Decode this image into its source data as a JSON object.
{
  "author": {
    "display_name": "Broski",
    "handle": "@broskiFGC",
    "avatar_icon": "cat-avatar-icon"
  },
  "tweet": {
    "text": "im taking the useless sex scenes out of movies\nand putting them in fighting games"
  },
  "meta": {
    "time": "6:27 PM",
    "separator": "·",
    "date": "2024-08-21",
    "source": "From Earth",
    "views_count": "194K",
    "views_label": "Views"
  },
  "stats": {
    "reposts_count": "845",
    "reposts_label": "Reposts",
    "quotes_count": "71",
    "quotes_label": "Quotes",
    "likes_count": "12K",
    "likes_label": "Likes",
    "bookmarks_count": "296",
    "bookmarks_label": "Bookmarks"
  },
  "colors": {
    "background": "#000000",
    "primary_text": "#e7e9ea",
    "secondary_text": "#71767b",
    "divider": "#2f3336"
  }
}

○ ○ ○ ○ ○

■ AIM OF THE EXERCISE:
Write out every entry above, word for word.

■ FULL ANSWER:
Decode this image into its source data as a JSON object.
{
  "author": {
    "display_name": "Broski",
    "handle": "@broskiFGC",
    "avatar_icon": "cat-avatar-icon"
  },
  "tweet": {
    "text": "im taking the useless sex scenes out of movies\nand putting them in fighting games"
  },
  "meta": {
    "time": "6:27 PM",
    "separator": "·",
    "date": "2024-08-21",
    "source": "From Earth",
    "views_count": "194K",
    "views_label": "Views"
  },
  "stats": {
    "reposts_count": "845",
    "reposts_label": "Reposts",
    "quotes_count": "71",
    "quotes_label": "Quotes",
    "likes_count": "12K",
    "likes_label": "Likes",
    "bookmarks_count": "296",
    "bookmarks_label": "Bookmarks"
  },
  "colors": {
    "background": "#000000",
    "primary_text": "#e7e9ea",
    "secondary_text": "#71767b",
    "divider": "#2f3336"
  }
}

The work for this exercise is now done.